[Required work] Give the material again in full, matching it exactly.

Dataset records
----------
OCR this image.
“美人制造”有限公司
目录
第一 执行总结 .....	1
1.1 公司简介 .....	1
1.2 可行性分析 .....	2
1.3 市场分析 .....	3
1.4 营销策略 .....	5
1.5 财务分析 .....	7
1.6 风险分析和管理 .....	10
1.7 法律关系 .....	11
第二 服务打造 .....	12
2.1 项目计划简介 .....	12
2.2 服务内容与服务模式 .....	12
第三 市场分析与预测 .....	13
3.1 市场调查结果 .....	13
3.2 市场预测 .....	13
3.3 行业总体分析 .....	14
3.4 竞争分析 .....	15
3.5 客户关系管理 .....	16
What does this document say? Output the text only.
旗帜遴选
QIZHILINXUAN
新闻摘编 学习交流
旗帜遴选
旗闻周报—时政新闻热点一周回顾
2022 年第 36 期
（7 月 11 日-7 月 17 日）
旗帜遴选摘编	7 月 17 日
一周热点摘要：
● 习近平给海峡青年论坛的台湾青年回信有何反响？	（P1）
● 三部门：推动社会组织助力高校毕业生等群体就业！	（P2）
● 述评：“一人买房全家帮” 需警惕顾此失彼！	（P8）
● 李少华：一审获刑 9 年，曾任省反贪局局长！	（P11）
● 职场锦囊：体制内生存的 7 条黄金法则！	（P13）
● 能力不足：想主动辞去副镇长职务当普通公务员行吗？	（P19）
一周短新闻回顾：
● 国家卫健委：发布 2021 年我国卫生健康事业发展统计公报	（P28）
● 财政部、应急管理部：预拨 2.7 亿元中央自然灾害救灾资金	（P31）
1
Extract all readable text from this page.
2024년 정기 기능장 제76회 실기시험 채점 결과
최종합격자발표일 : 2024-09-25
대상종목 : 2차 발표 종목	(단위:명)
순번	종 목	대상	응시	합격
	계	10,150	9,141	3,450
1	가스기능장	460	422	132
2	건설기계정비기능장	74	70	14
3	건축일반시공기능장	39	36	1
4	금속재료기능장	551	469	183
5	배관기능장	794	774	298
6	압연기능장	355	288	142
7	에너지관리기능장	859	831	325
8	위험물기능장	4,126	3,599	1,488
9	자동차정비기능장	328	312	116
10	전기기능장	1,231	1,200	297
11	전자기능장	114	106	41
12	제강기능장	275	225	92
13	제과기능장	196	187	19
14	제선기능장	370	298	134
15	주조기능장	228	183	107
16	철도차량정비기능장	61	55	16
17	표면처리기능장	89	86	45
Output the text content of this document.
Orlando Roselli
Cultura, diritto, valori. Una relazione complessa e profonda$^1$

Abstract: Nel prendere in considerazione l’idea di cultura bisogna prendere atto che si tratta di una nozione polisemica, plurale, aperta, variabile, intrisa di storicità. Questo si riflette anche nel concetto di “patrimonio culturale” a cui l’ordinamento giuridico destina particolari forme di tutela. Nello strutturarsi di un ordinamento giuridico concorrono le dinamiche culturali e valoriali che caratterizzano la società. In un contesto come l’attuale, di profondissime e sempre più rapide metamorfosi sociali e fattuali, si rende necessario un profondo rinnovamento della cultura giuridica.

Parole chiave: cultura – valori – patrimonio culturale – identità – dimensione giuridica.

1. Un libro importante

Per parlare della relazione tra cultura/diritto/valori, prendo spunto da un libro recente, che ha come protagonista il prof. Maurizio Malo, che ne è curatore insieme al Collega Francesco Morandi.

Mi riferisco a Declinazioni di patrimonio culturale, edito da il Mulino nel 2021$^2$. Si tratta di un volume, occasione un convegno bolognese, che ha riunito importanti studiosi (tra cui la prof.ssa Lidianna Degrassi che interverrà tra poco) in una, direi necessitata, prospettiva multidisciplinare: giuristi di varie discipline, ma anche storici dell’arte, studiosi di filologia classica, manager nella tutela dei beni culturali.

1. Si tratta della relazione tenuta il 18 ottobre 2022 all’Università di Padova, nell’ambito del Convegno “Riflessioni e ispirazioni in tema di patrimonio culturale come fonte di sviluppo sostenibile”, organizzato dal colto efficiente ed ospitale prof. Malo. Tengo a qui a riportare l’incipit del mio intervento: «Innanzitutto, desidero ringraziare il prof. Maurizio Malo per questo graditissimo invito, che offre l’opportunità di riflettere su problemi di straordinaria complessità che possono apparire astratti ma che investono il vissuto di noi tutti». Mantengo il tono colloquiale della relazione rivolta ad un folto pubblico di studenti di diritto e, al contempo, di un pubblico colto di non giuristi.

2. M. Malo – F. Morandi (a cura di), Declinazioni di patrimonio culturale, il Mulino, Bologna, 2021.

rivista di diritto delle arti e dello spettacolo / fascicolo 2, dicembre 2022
----------
[Complete response]
OCR this image.
“美人制造”有限公司
目录
第一 执行总结 .....	1
1.1 公司简介 .....	1
1.2 可行性分析 .....	2
1.3 市场分析 .....	3
1.4 营销策略 .....	5
1.5 财务分析 .....	7
1.6 风险分析和管理 .....	10
1.7 法律关系 .....	11
第二 服务打造 .....	12
2.1 项目计划简介 .....	12
2.2 服务内容与服务模式 .....	12
第三 市场分析与预测 .....	13
3.1 市场调查结果 .....	13
3.2 市场预测 .....	13
3.3 行业总体分析 .....	14
3.4 竞争分析 .....	15
3.5 客户关系管理 .....	16
What does this document say? Output the text only.
旗帜遴选
QIZHILINXUAN
新闻摘编 学习交流
旗帜遴选
旗闻周报—时政新闻热点一周回顾
2022 年第 36 期
（7 月 11 日-7 月 17 日）
旗帜遴选摘编	7 月 17 日
一周热点摘要：
● 习近平给海峡青年论坛的台湾青年回信有何反响？	（P1）
● 三部门：推动社会组织助力高校毕业生等群体就业！	（P2）
● 述评：“一人买房全家帮” 需警惕顾此失彼！	（P8）
● 李少华：一审获刑 9 年，曾任省反贪局局长！	（P11）
● 职场锦囊：体制内生存的 7 条黄金法则！	（P13）
● 能力不足：想主动辞去副镇长职务当普通公务员行吗？	（P19）
一周短新闻回顾：
● 国家卫健委：发布 2021 年我国卫生健康事业发展统计公报	（P28）
● 财政部、应急管理部：预拨 2.7 亿元中央自然灾害救灾资金	（P31）
1
Extract all readable text from this page.
2024년 정기 기능장 제76회 실기시험 채점 결과
최종합격자발표일 : 2024-09-25
대상종목 : 2차 발표 종목	(단위:명)
순번	종 목	대상	응시	합격
	계	10,150	9,141	3,450
1	가스기능장	460	422	132
2	건설기계정비기능장	74	70	14
3	건축일반시공기능장	39	36	1
4	금속재료기능장	551	469	183
5	배관기능장	794	774	298
6	압연기능장	355	288	142
7	에너지관리기능장	859	831	325
8	위험물기능장	4,126	3,599	1,488
9	자동차정비기능장	328	312	116
10	전기기능장	1,231	1,200	297
11	전자기능장	114	106	41
12	제강기능장	275	225	92
13	제과기능장	196	187	19
14	제선기능장	370	298	134
15	주조기능장	228	183	107
16	철도차량정비기능장	61	55	16
17	표면처리기능장	89	86	45
Output the text content of this document.
Orlando Roselli
Cultura, diritto, valori. Una relazione complessa e profonda$^1$

Abstract: Nel prendere in considerazione l’idea di cultura bisogna prendere atto che si tratta di una nozione polisemica, plurale, aperta, variabile, intrisa di storicità. Questo si riflette anche nel concetto di “patrimonio culturale” a cui l’ordinamento giuridico destina particolari forme di tutela. Nello strutturarsi di un ordinamento giuridico concorrono le dinamiche culturali e valoriali che caratterizzano la società. In un contesto come l’attuale, di profondissime e sempre più rapide metamorfosi sociali e fattuali, si rende necessario un profondo rinnovamento della cultura giuridica.

Parole chiave: cultura – valori – patrimonio culturale – identità – dimensione giuridica.

1. Un libro importante

Per parlare della relazione tra cultura/diritto/valori, prendo spunto da un libro recente, che ha come protagonista il prof. Maurizio Malo, che ne è curatore insieme al Collega Francesco Morandi.

Mi riferisco a Declinazioni di patrimonio culturale, edito da il Mulino nel 2021$^2$. Si tratta di un volume, occasione un convegno bolognese, che ha riunito importanti studiosi (tra cui la prof.ssa Lidianna Degrassi che interverrà tra poco) in una, direi necessitata, prospettiva multidisciplinare: giuristi di varie discipline, ma anche storici dell’arte, studiosi di filologia classica, manager nella tutela dei beni culturali.

1. Si tratta della relazione tenuta il 18 ottobre 2022 all’Università di Padova, nell’ambito del Convegno “Riflessioni e ispirazioni in tema di patrimonio culturale come fonte di sviluppo sostenibile”, organizzato dal colto efficiente ed ospitale prof. Malo. Tengo a qui a riportare l’incipit del mio intervento: «Innanzitutto, desidero ringraziare il prof. Maurizio Malo per questo graditissimo invito, che offre l’opportunità di riflettere su problemi di straordinaria complessità che possono apparire astratti ma che investono il vissuto di noi tutti». Mantengo il tono colloquiale della relazione rivolta ad un folto pubblico di studenti di diritto e, al contempo, di un pubblico colto di non giuristi.

2. M. Malo – F. Morandi (a cura di), Declinazioni di patrimonio culturale, il Mulino, Bologna, 2021.

rivista di diritto delle arti e dello spettacolo / fascicolo 2, dicembre 2022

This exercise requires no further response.